Prompt: Every record below should be transcribed exactly. Omit the images.

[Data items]

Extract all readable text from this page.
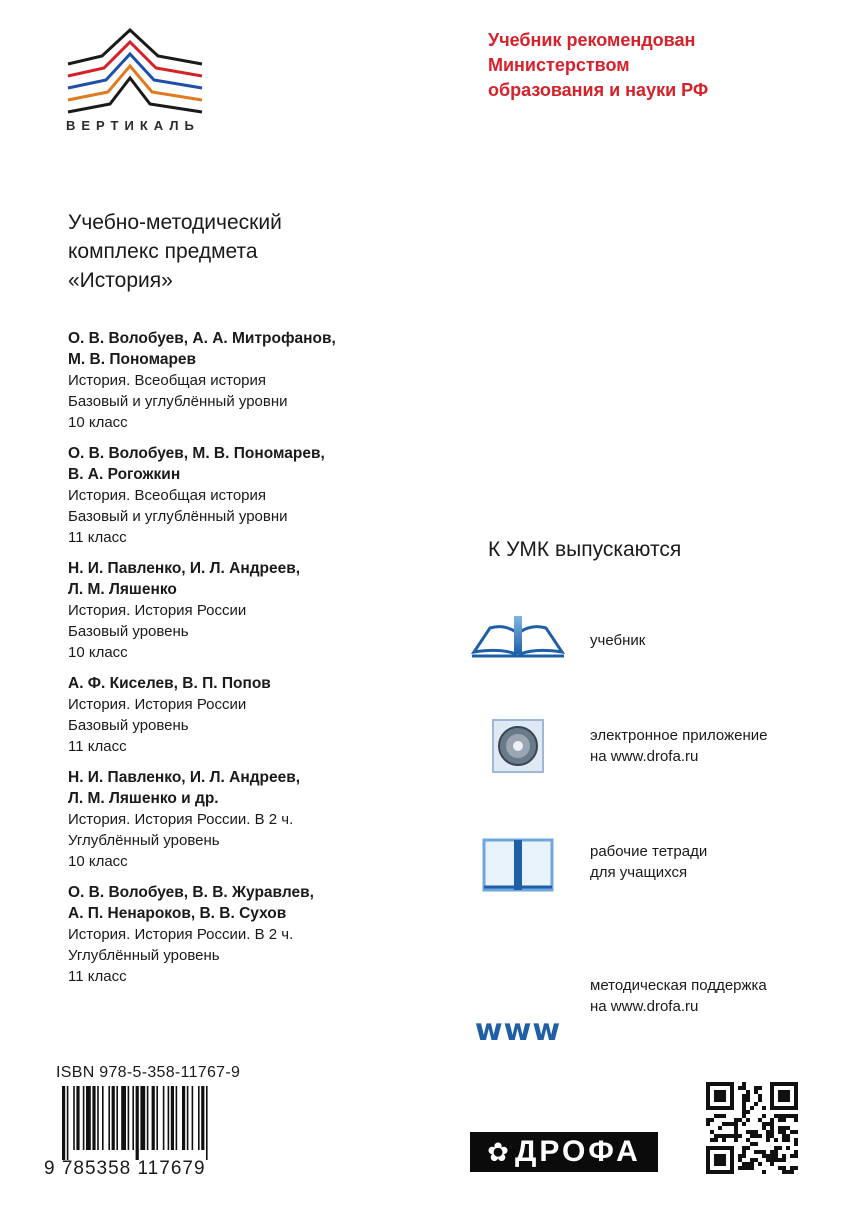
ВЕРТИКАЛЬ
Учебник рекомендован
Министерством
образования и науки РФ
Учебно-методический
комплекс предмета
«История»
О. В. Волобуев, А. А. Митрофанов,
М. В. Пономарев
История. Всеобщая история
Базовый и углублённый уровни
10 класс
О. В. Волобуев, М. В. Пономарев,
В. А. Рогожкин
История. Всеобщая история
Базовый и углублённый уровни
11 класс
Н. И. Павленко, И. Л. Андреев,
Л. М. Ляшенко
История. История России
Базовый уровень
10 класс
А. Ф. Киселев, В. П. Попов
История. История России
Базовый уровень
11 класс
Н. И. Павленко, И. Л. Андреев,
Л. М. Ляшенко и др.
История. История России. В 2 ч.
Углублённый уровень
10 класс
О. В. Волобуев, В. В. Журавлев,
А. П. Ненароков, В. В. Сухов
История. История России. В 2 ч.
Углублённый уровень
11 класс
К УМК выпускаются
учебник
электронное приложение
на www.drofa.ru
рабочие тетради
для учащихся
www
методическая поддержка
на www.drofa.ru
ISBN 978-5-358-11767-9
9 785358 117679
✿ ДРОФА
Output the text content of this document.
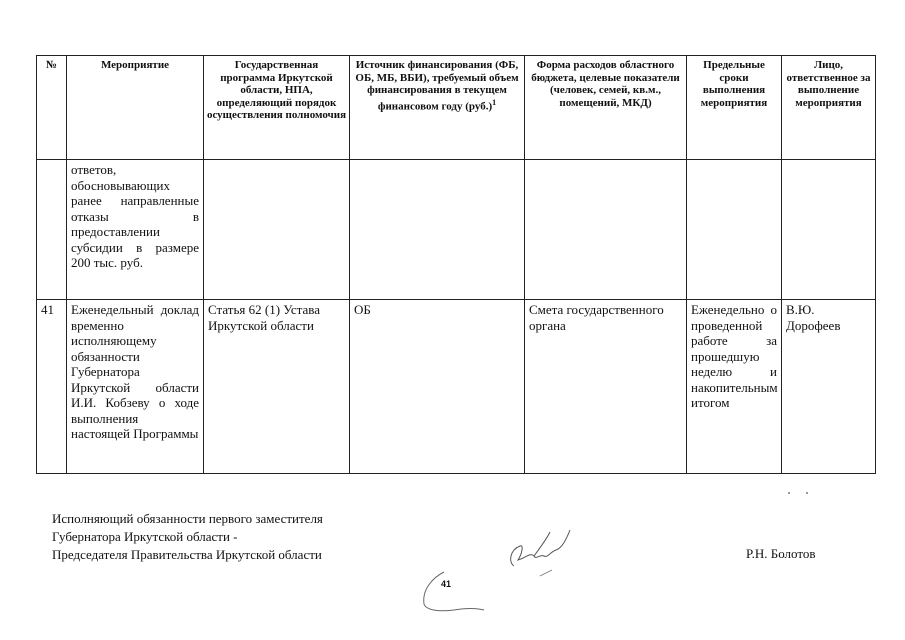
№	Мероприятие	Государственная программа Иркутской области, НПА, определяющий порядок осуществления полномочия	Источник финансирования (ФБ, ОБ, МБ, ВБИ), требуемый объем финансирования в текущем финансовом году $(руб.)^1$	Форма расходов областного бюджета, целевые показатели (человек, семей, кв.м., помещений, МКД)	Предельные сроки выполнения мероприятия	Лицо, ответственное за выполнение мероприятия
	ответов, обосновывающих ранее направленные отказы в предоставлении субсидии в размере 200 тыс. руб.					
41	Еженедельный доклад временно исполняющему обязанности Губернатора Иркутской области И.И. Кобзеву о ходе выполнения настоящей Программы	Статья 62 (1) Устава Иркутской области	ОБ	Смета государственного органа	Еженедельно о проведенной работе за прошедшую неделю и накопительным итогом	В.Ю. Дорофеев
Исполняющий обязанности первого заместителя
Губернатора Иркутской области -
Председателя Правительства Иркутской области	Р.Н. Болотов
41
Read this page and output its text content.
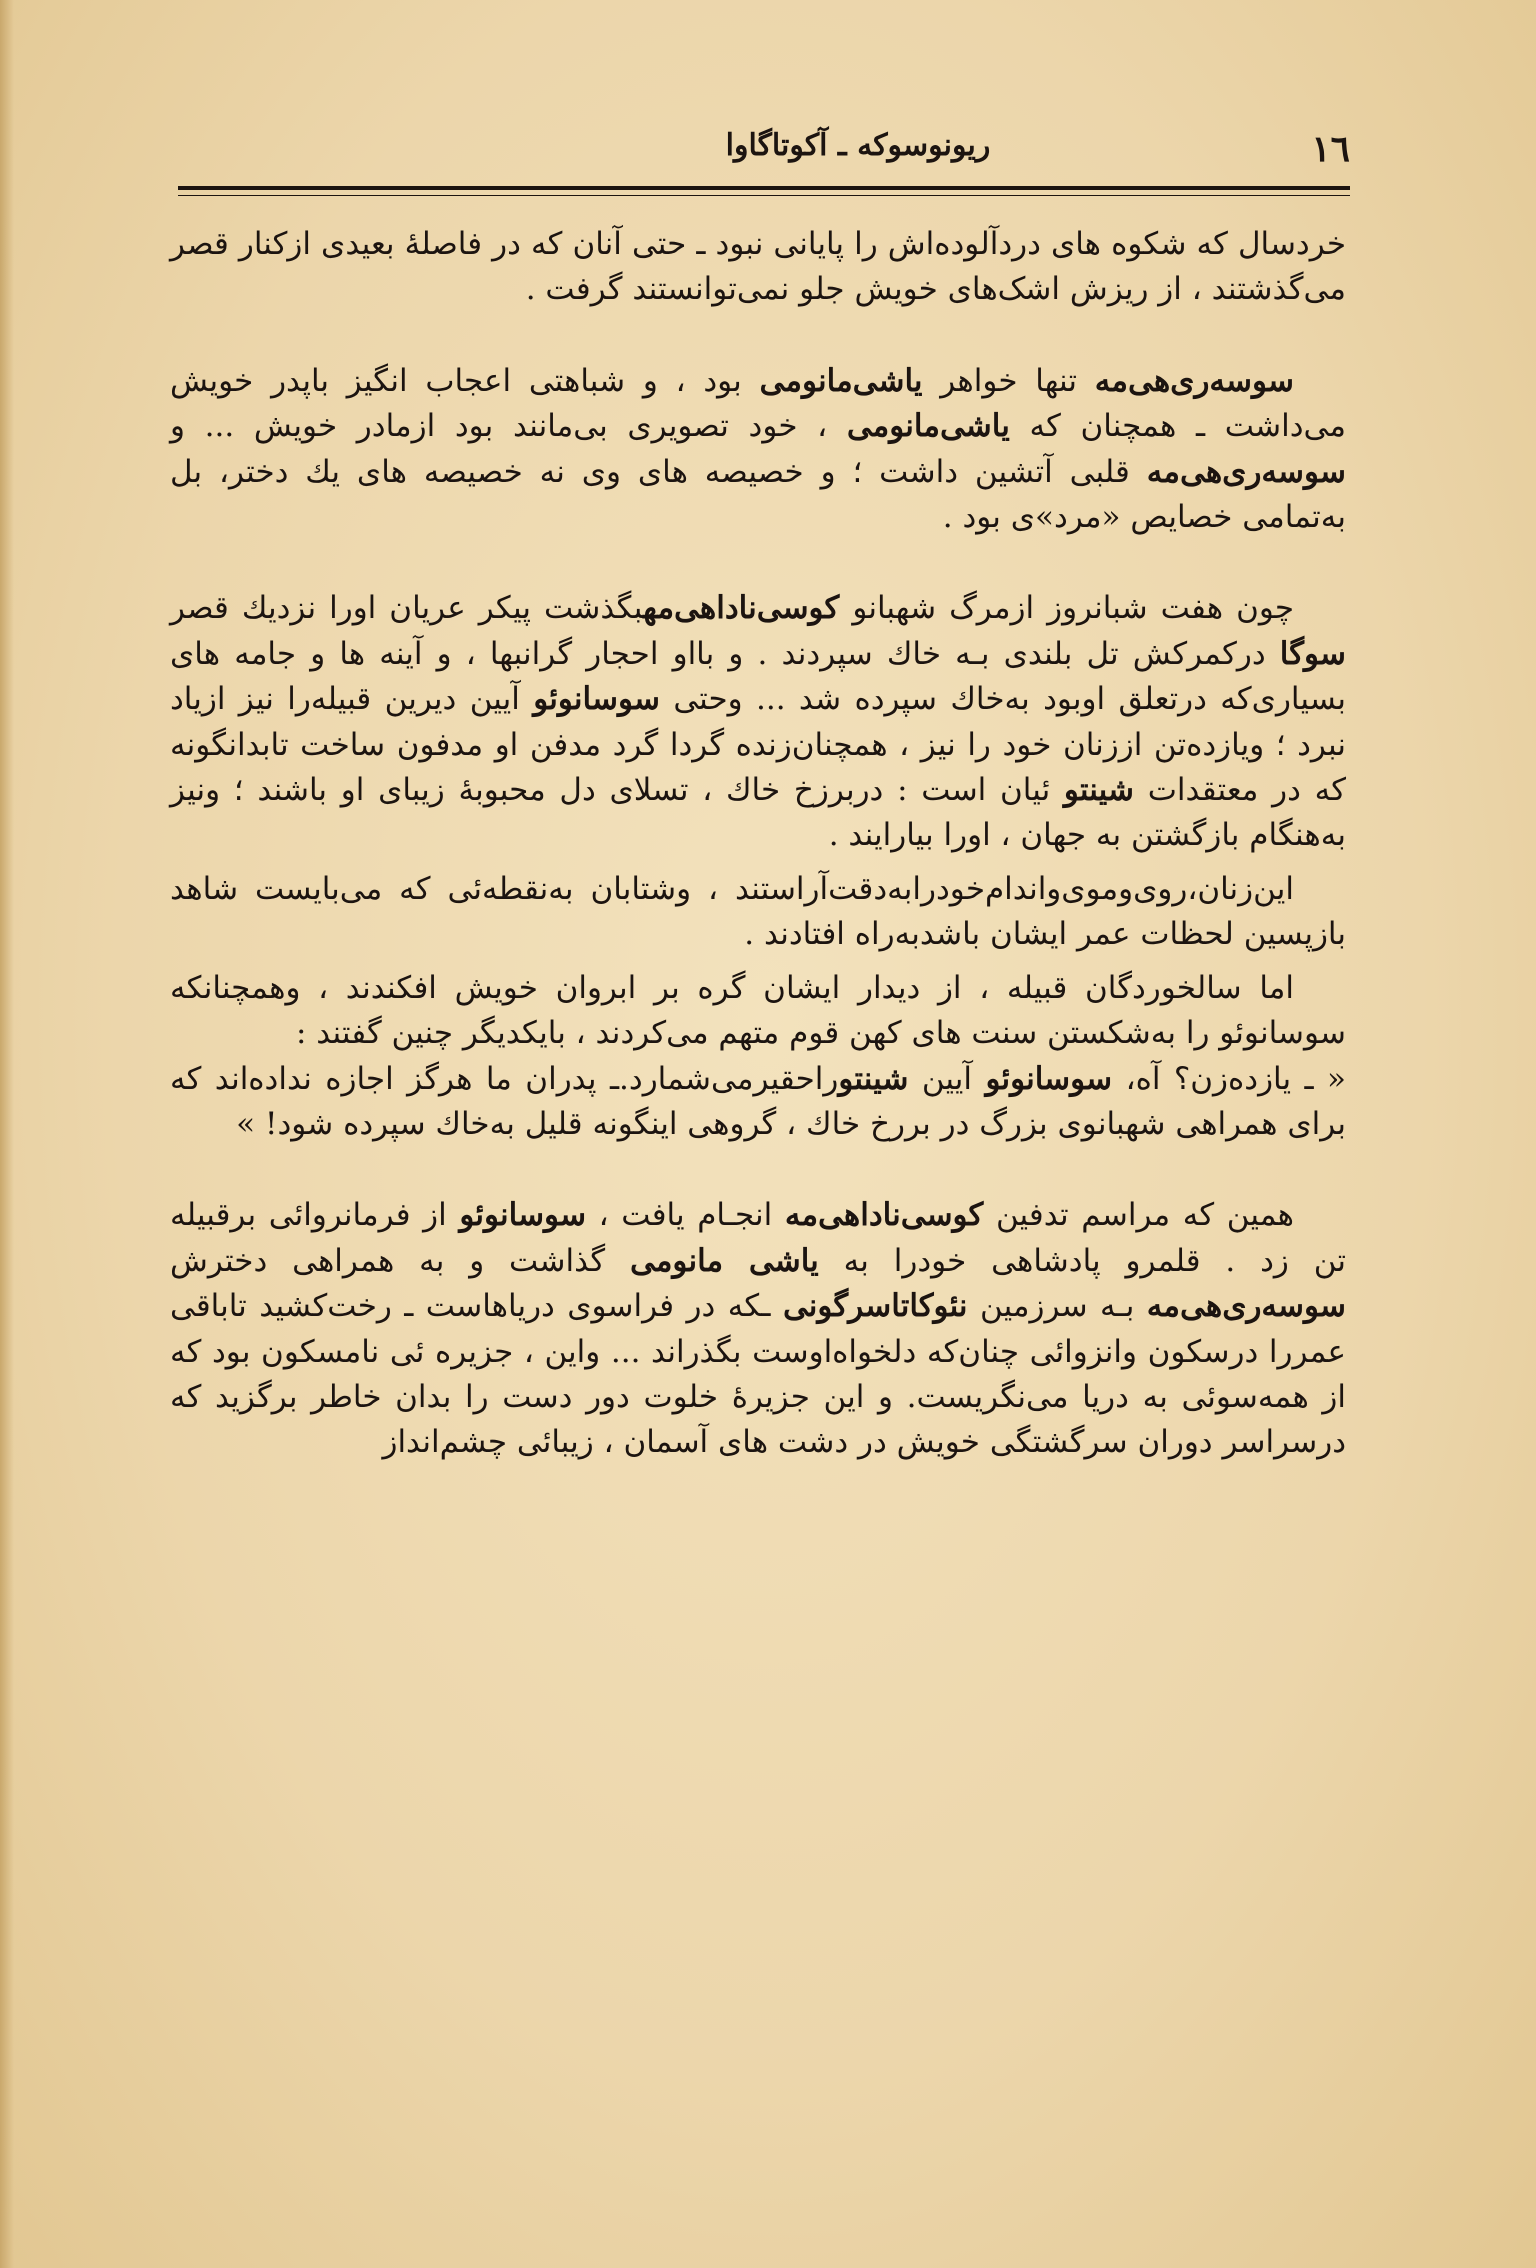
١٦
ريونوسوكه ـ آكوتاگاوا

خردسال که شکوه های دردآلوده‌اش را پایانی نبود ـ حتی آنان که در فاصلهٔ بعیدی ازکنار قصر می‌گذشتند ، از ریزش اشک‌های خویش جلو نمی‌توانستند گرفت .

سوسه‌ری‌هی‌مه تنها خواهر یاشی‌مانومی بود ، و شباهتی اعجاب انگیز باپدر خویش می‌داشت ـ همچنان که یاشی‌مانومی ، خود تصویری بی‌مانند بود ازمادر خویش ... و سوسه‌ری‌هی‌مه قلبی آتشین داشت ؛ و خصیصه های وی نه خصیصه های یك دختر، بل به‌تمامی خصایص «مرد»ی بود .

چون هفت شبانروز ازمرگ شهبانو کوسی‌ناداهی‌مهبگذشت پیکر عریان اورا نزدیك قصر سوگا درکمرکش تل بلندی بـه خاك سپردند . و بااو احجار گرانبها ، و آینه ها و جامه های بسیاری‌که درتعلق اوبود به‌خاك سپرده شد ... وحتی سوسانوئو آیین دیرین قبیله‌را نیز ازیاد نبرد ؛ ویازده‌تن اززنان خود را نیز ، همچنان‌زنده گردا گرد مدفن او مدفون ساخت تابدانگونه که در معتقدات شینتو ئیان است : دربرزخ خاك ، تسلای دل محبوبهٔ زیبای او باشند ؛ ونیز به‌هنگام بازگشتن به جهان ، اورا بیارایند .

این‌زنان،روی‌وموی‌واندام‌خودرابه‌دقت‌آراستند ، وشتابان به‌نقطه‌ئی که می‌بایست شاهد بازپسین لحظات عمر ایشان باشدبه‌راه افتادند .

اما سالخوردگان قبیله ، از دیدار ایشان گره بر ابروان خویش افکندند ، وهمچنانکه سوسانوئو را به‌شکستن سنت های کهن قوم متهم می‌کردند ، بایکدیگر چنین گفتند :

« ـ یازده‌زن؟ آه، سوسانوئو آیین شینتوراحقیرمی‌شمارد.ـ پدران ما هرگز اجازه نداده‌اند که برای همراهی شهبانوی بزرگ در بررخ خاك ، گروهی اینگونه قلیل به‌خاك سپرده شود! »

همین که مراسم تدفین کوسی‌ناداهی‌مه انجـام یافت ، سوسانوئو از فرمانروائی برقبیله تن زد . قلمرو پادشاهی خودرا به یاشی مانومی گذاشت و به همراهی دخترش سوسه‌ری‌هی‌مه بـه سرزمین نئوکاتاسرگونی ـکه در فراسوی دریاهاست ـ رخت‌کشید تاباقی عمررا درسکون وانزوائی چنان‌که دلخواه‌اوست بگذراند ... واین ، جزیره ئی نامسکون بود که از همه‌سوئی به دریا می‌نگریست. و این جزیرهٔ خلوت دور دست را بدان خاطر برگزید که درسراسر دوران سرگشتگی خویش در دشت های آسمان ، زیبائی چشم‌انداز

Task solution:
Extract all readable text from this page.
ВЕРТИКАЛЬ
Учебник рекомендован
Министерством
образования и науки РФ
Учебно-методический
комплекс предмета
«История»
О. В. Волобуев, А. А. Митрофанов,
М. В. Пономарев
История. Всеобщая история
Базовый и углублённый уровни
10 класс
О. В. Волобуев, М. В. Пономарев,
В. А. Рогожкин
История. Всеобщая история
Базовый и углублённый уровни
11 класс
Н. И. Павленко, И. Л. Андреев,
Л. М. Ляшенко
История. История России
Базовый уровень
10 класс
А. Ф. Киселев, В. П. Попов
История. История России
Базовый уровень
11 класс
Н. И. Павленко, И. Л. Андреев,
Л. М. Ляшенко и др.
История. История России. В 2 ч.
Углублённый уровень
10 класс
О. В. Волобуев, В. В. Журавлев,
А. П. Ненароков, В. В. Сухов
История. История России. В 2 ч.
Углублённый уровень
11 класс
К УМК выпускаются
учебник
электронное приложение
на www.drofa.ru
рабочие тетради
для учащихся
www
методическая поддержка
на www.drofa.ru
ISBN 978-5-358-11767-9
9 785358 117679
✿ ДРОФА
Output the text content of this document.
№	Мероприятие	Государственная программа Иркутской области, НПА, определяющий порядок осуществления полномочия	Источник финансирования (ФБ, ОБ, МБ, ВБИ), требуемый объем финансирования в текущем финансовом году $(руб.)^1$	Форма расходов областного бюджета, целевые показатели (человек, семей, кв.м., помещений, МКД)	Предельные сроки выполнения мероприятия	Лицо, ответственное за выполнение мероприятия
	ответов, обосновывающих ранее направленные отказы в предоставлении субсидии в размере 200 тыс. руб.					
41	Еженедельный доклад временно исполняющему обязанности Губернатора Иркутской области И.И. Кобзеву о ходе выполнения настоящей Программы	Статья 62 (1) Устава Иркутской области	ОБ	Смета государственного органа	Еженедельно о проведенной работе за прошедшую неделю и накопительным итогом	В.Ю. Дорофеев
Исполняющий обязанности первого заместителя
Губернатора Иркутской области -
Председателя Правительства Иркутской области	Р.Н. Болотов
41
Read this page and output its text content.
١٦
ريونوسوكه ـ آكوتاگاوا

خردسال که شکوه های دردآلوده‌اش را پایانی نبود ـ حتی آنان که در فاصلهٔ بعیدی ازکنار قصر می‌گذشتند ، از ریزش اشک‌های خویش جلو نمی‌توانستند گرفت .

سوسه‌ری‌هی‌مه تنها خواهر یاشی‌مانومی بود ، و شباهتی اعجاب انگیز باپدر خویش می‌داشت ـ همچنان که یاشی‌مانومی ، خود تصویری بی‌مانند بود ازمادر خویش ... و سوسه‌ری‌هی‌مه قلبی آتشین داشت ؛ و خصیصه های وی نه خصیصه های یك دختر، بل به‌تمامی خصایص «مرد»ی بود .

چون هفت شبانروز ازمرگ شهبانو کوسی‌ناداهی‌مهبگذشت پیکر عریان اورا نزدیك قصر سوگا درکمرکش تل بلندی بـه خاك سپردند . و بااو احجار گرانبها ، و آینه ها و جامه های بسیاری‌که درتعلق اوبود به‌خاك سپرده شد ... وحتی سوسانوئو آیین دیرین قبیله‌را نیز ازیاد نبرد ؛ ویازده‌تن اززنان خود را نیز ، همچنان‌زنده گردا گرد مدفن او مدفون ساخت تابدانگونه که در معتقدات شینتو ئیان است : دربرزخ خاك ، تسلای دل محبوبهٔ زیبای او باشند ؛ ونیز به‌هنگام بازگشتن به جهان ، اورا بیارایند .

این‌زنان،روی‌وموی‌واندام‌خودرابه‌دقت‌آراستند ، وشتابان به‌نقطه‌ئی که می‌بایست شاهد بازپسین لحظات عمر ایشان باشدبه‌راه افتادند .

اما سالخوردگان قبیله ، از دیدار ایشان گره بر ابروان خویش افکندند ، وهمچنانکه سوسانوئو را به‌شکستن سنت های کهن قوم متهم می‌کردند ، بایکدیگر چنین گفتند :

« ـ یازده‌زن؟ آه، سوسانوئو آیین شینتوراحقیرمی‌شمارد.ـ پدران ما هرگز اجازه نداده‌اند که برای همراهی شهبانوی بزرگ در بررخ خاك ، گروهی اینگونه قلیل به‌خاك سپرده شود! »

همین که مراسم تدفین کوسی‌ناداهی‌مه انجـام یافت ، سوسانوئو از فرمانروائی برقبیله تن زد . قلمرو پادشاهی خودرا به یاشی مانومی گذاشت و به همراهی دخترش سوسه‌ری‌هی‌مه بـه سرزمین نئوکاتاسرگونی ـکه در فراسوی دریاهاست ـ رخت‌کشید تاباقی عمررا درسکون وانزوائی چنان‌که دلخواه‌اوست بگذراند ... واین ، جزیره ئی نامسکون بود که از همه‌سوئی به دریا می‌نگریست. و این جزیرهٔ خلوت دور دست را بدان خاطر برگزید که درسراسر دوران سرگشتگی خویش در دشت های آسمان ، زیبائی چشم‌انداز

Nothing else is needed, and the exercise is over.